Data supplied:
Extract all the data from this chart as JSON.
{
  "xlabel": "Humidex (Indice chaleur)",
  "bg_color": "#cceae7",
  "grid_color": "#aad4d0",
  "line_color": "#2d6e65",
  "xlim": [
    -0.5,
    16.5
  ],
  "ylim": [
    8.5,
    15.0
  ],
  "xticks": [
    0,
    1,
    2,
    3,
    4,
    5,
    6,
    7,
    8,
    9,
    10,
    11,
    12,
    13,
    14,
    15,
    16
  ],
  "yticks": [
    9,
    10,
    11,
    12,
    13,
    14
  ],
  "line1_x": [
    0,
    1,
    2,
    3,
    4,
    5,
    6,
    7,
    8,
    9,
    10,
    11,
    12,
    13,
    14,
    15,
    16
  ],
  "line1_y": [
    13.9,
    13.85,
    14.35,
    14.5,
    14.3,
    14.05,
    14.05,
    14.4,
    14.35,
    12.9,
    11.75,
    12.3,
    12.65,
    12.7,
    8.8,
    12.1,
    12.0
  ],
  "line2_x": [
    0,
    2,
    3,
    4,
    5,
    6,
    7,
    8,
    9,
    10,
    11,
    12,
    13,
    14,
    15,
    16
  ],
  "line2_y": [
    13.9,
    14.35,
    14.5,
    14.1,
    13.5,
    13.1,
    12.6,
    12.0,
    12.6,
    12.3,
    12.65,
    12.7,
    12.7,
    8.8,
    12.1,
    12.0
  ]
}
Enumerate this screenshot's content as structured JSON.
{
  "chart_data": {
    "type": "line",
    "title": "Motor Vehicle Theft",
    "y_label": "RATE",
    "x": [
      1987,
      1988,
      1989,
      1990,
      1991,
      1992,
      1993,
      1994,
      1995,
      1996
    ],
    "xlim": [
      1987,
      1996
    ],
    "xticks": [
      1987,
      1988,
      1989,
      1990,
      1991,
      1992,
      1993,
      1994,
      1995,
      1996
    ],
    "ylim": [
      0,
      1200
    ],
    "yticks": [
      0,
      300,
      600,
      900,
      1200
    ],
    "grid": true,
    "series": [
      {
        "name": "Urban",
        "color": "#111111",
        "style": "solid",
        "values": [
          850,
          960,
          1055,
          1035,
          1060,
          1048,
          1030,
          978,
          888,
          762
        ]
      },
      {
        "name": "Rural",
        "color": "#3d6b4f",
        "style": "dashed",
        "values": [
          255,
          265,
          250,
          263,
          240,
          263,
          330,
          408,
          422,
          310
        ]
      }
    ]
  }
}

Goal:
Find every line holding the word "this"; give their count and nothing else.

Exercise result:
2